-- START OF Stored records --

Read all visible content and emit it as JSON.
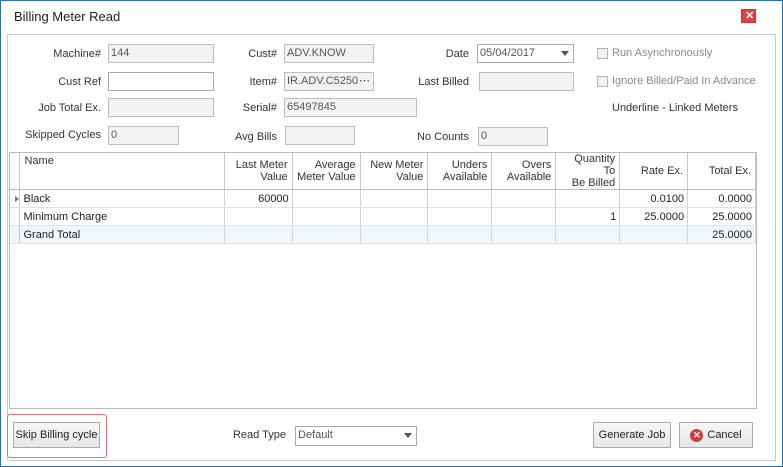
{
  "window": {
    "title": "Billing Meter Read"
  },
  "form": {
    "machine_label": "Machine#",
    "machine_value": "144",
    "cust_label": "Cust#",
    "cust_value": "ADV.KNOW",
    "date_label": "Date",
    "date_value": "05/04/2017",
    "run_async_label": "Run Asynchronously",
    "cust_ref_label": "Cust Ref",
    "cust_ref_value": "",
    "item_label": "Item#",
    "item_value": "IR.ADV.C5250",
    "last_billed_label": "Last Billed",
    "last_billed_value": "",
    "ignore_billed_label": "Ignore Billed/Paid In Advance",
    "job_total_label": "Job Total Ex.",
    "job_total_value": "",
    "serial_label": "Serial#",
    "serial_value": "65497845",
    "underline_note": "Underline - Linked Meters",
    "skipped_label": "Skipped Cycles",
    "skipped_value": "0",
    "avg_bills_label": "Avg Bills",
    "avg_bills_value": "",
    "no_counts_label": "No Counts",
    "no_counts_value": "0"
  },
  "grid": {
    "columns": [
      "Name",
      "Last Meter Value",
      "Average Meter Value",
      "New Meter Value",
      "Unders Available",
      "Overs Available",
      "Quantity To Be Billed",
      "Rate Ex.",
      "Total Ex."
    ],
    "column_lines": [
      [
        "Name",
        ""
      ],
      [
        "Last Meter",
        "Value"
      ],
      [
        "Average",
        "Meter Value"
      ],
      [
        "New Meter",
        "Value"
      ],
      [
        "Unders",
        "Available"
      ],
      [
        "Overs",
        "Available"
      ],
      [
        "Quantity To",
        "Be Billed"
      ],
      [
        "Rate Ex.",
        ""
      ],
      [
        "Total Ex.",
        ""
      ]
    ],
    "rows": [
      [
        "Black",
        "60000",
        "",
        "",
        "",
        "",
        "",
        "0.0100",
        "0.0000"
      ],
      [
        "Minimum Charge",
        "",
        "",
        "",
        "",
        "",
        "1",
        "25.0000",
        "25.0000"
      ],
      [
        "Grand Total",
        "",
        "",
        "",
        "",
        "",
        "",
        "",
        "25.0000"
      ]
    ]
  },
  "footer": {
    "skip_label": "Skip Billing cycle",
    "read_type_label": "Read Type",
    "read_type_value": "Default",
    "generate_label": "Generate Job",
    "cancel_label": "Cancel"
  },
  "icons": {
    "close": "close-icon",
    "cancel": "cancel-icon",
    "dropdown": "chevron-down-icon",
    "row_indicator": "row-pointer-icon",
    "ellipsis": "ellipsis-icon"
  },
  "colors": {
    "window_border": "#2f6fb0",
    "close_button": "#e04343",
    "total_row": "#eef7fc",
    "highlight_outline": "#e07070"
  }
}
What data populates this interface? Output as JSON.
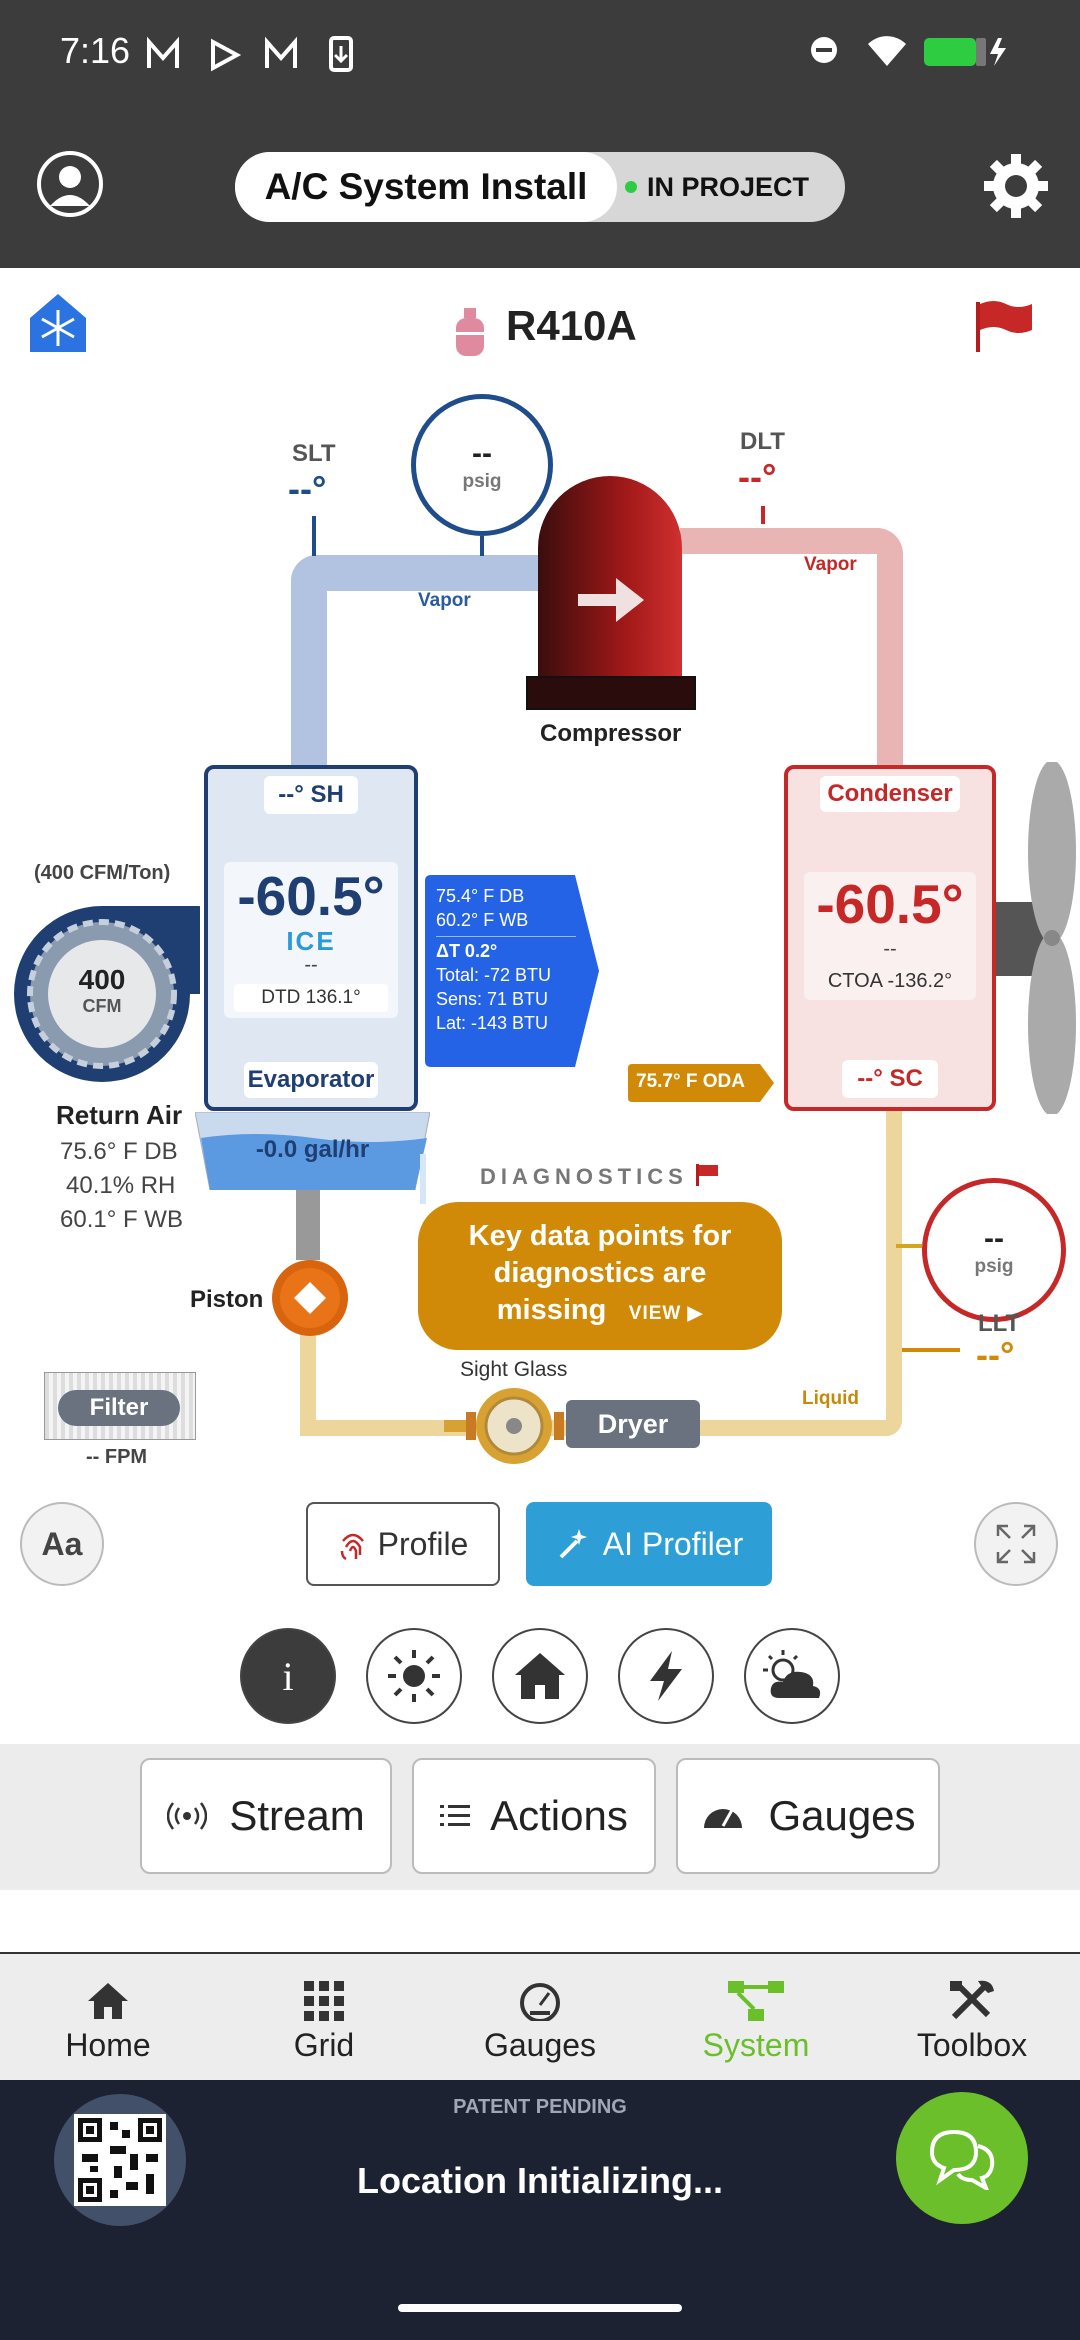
{
  "status_bar": {
    "time": "7:16"
  },
  "header": {
    "title": "A/C System Install",
    "status": "IN PROJECT"
  },
  "refrigerant": "R410A",
  "suction": {
    "label": "SLT",
    "temp": "--°",
    "pressure": "--",
    "pressure_unit": "psig",
    "vapor": "Vapor"
  },
  "discharge": {
    "label": "DLT",
    "temp": "--°",
    "vapor": "Vapor"
  },
  "compressor": {
    "label": "Compressor"
  },
  "evaporator": {
    "sh": "--° SH",
    "temp": "-60.5°",
    "state": "ICE",
    "dash": "--",
    "dtd": "DTD 136.1°",
    "label": "Evaporator",
    "drain": "-0.0 gal/hr"
  },
  "info_box": {
    "db": "75.4° F DB",
    "wb": "60.2° F WB",
    "dt": "ΔT 0.2°",
    "total": "Total: -72 BTU",
    "sens": "Sens: 71 BTU",
    "lat": "Lat: -143 BTU"
  },
  "condenser": {
    "label": "Condenser",
    "temp": "-60.5°",
    "dash": "--",
    "ctoa": "CTOA -136.2°",
    "sc": "--° SC",
    "oda": "75.7° F ODA"
  },
  "blower": {
    "ratio": "(400 CFM/Ton)",
    "cfm": "400",
    "unit": "CFM"
  },
  "return_air": {
    "title": "Return Air",
    "db": "75.6° F DB",
    "rh": "40.1% RH",
    "wb": "60.1° F WB"
  },
  "filter": {
    "label": "Filter",
    "fpm": "-- FPM"
  },
  "piston": {
    "label": "Piston"
  },
  "diagnostics": {
    "title": "DIAGNOSTICS",
    "message_l1": "Key data points for",
    "message_l2": "diagnostics are",
    "message_l3": "missing",
    "view": "VIEW ▶"
  },
  "liquid": {
    "pressure": "--",
    "pressure_unit": "psig",
    "llt_label": "LLT",
    "llt_temp": "--°",
    "liquid": "Liquid"
  },
  "sight_glass": {
    "label": "Sight Glass"
  },
  "dryer": {
    "label": "Dryer"
  },
  "controls": {
    "font_btn": "Aa",
    "profile": "Profile",
    "ai_profiler": "AI Profiler"
  },
  "tabs": {
    "stream": "Stream",
    "actions": "Actions",
    "gauges": "Gauges"
  },
  "nav": [
    {
      "label": "Home"
    },
    {
      "label": "Grid"
    },
    {
      "label": "Gauges"
    },
    {
      "label": "System"
    },
    {
      "label": "Toolbox"
    }
  ],
  "footer": {
    "patent": "PATENT PENDING",
    "location": "Location Initializing..."
  },
  "colors": {
    "accent_green": "#6bbf2a",
    "blue": "#1f4d8c",
    "red": "#c62828",
    "amber": "#d08a07",
    "bg_dark": "#3c3c3c",
    "footer_dark": "#1d2232"
  }
}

-- END OF Stored records --

Problem details: Please write out all the data again word for word, but not the pictures.

Solution to this exercise:
Read all visible content and emit it as JSON.
{
  "window": {
    "title": "Billing Meter Read"
  },
  "form": {
    "machine_label": "Machine#",
    "machine_value": "144",
    "cust_label": "Cust#",
    "cust_value": "ADV.KNOW",
    "date_label": "Date",
    "date_value": "05/04/2017",
    "run_async_label": "Run Asynchronously",
    "cust_ref_label": "Cust Ref",
    "cust_ref_value": "",
    "item_label": "Item#",
    "item_value": "IR.ADV.C5250",
    "last_billed_label": "Last Billed",
    "last_billed_value": "",
    "ignore_billed_label": "Ignore Billed/Paid In Advance",
    "job_total_label": "Job Total Ex.",
    "job_total_value": "",
    "serial_label": "Serial#",
    "serial_value": "65497845",
    "underline_note": "Underline - Linked Meters",
    "skipped_label": "Skipped Cycles",
    "skipped_value": "0",
    "avg_bills_label": "Avg Bills",
    "avg_bills_value": "",
    "no_counts_label": "No Counts",
    "no_counts_value": "0"
  },
  "grid": {
    "columns": [
      "Name",
      "Last Meter Value",
      "Average Meter Value",
      "New Meter Value",
      "Unders Available",
      "Overs Available",
      "Quantity To Be Billed",
      "Rate Ex.",
      "Total Ex."
    ],
    "column_lines": [
      [
        "Name",
        ""
      ],
      [
        "Last Meter",
        "Value"
      ],
      [
        "Average",
        "Meter Value"
      ],
      [
        "New Meter",
        "Value"
      ],
      [
        "Unders",
        "Available"
      ],
      [
        "Overs",
        "Available"
      ],
      [
        "Quantity To",
        "Be Billed"
      ],
      [
        "Rate Ex.",
        ""
      ],
      [
        "Total Ex.",
        ""
      ]
    ],
    "rows": [
      [
        "Black",
        "60000",
        "",
        "",
        "",
        "",
        "",
        "0.0100",
        "0.0000"
      ],
      [
        "Minimum Charge",
        "",
        "",
        "",
        "",
        "",
        "1",
        "25.0000",
        "25.0000"
      ],
      [
        "Grand Total",
        "",
        "",
        "",
        "",
        "",
        "",
        "",
        "25.0000"
      ]
    ]
  },
  "footer": {
    "skip_label": "Skip Billing cycle",
    "read_type_label": "Read Type",
    "read_type_value": "Default",
    "generate_label": "Generate Job",
    "cancel_label": "Cancel"
  },
  "icons": {
    "close": "close-icon",
    "cancel": "cancel-icon",
    "dropdown": "chevron-down-icon",
    "row_indicator": "row-pointer-icon",
    "ellipsis": "ellipsis-icon"
  },
  "colors": {
    "window_border": "#2f6fb0",
    "close_button": "#e04343",
    "total_row": "#eef7fc",
    "highlight_outline": "#e07070"
  }
}
What data populates this interface? Output as JSON.
{
  "status_bar": {
    "time": "7:16"
  },
  "header": {
    "title": "A/C System Install",
    "status": "IN PROJECT"
  },
  "refrigerant": "R410A",
  "suction": {
    "label": "SLT",
    "temp": "--°",
    "pressure": "--",
    "pressure_unit": "psig",
    "vapor": "Vapor"
  },
  "discharge": {
    "label": "DLT",
    "temp": "--°",
    "vapor": "Vapor"
  },
  "compressor": {
    "label": "Compressor"
  },
  "evaporator": {
    "sh": "--° SH",
    "temp": "-60.5°",
    "state": "ICE",
    "dash": "--",
    "dtd": "DTD 136.1°",
    "label": "Evaporator",
    "drain": "-0.0 gal/hr"
  },
  "info_box": {
    "db": "75.4° F DB",
    "wb": "60.2° F WB",
    "dt": "ΔT 0.2°",
    "total": "Total: -72 BTU",
    "sens": "Sens: 71 BTU",
    "lat": "Lat: -143 BTU"
  },
  "condenser": {
    "label": "Condenser",
    "temp": "-60.5°",
    "dash": "--",
    "ctoa": "CTOA -136.2°",
    "sc": "--° SC",
    "oda": "75.7° F ODA"
  },
  "blower": {
    "ratio": "(400 CFM/Ton)",
    "cfm": "400",
    "unit": "CFM"
  },
  "return_air": {
    "title": "Return Air",
    "db": "75.6° F DB",
    "rh": "40.1% RH",
    "wb": "60.1° F WB"
  },
  "filter": {
    "label": "Filter",
    "fpm": "-- FPM"
  },
  "piston": {
    "label": "Piston"
  },
  "diagnostics": {
    "title": "DIAGNOSTICS",
    "message_l1": "Key data points for",
    "message_l2": "diagnostics are",
    "message_l3": "missing",
    "view": "VIEW ▶"
  },
  "liquid": {
    "pressure": "--",
    "pressure_unit": "psig",
    "llt_label": "LLT",
    "llt_temp": "--°",
    "liquid": "Liquid"
  },
  "sight_glass": {
    "label": "Sight Glass"
  },
  "dryer": {
    "label": "Dryer"
  },
  "controls": {
    "font_btn": "Aa",
    "profile": "Profile",
    "ai_profiler": "AI Profiler"
  },
  "tabs": {
    "stream": "Stream",
    "actions": "Actions",
    "gauges": "Gauges"
  },
  "nav": [
    {
      "label": "Home"
    },
    {
      "label": "Grid"
    },
    {
      "label": "Gauges"
    },
    {
      "label": "System"
    },
    {
      "label": "Toolbox"
    }
  ],
  "footer": {
    "patent": "PATENT PENDING",
    "location": "Location Initializing..."
  },
  "colors": {
    "accent_green": "#6bbf2a",
    "blue": "#1f4d8c",
    "red": "#c62828",
    "amber": "#d08a07",
    "bg_dark": "#3c3c3c",
    "footer_dark": "#1d2232"
  }
}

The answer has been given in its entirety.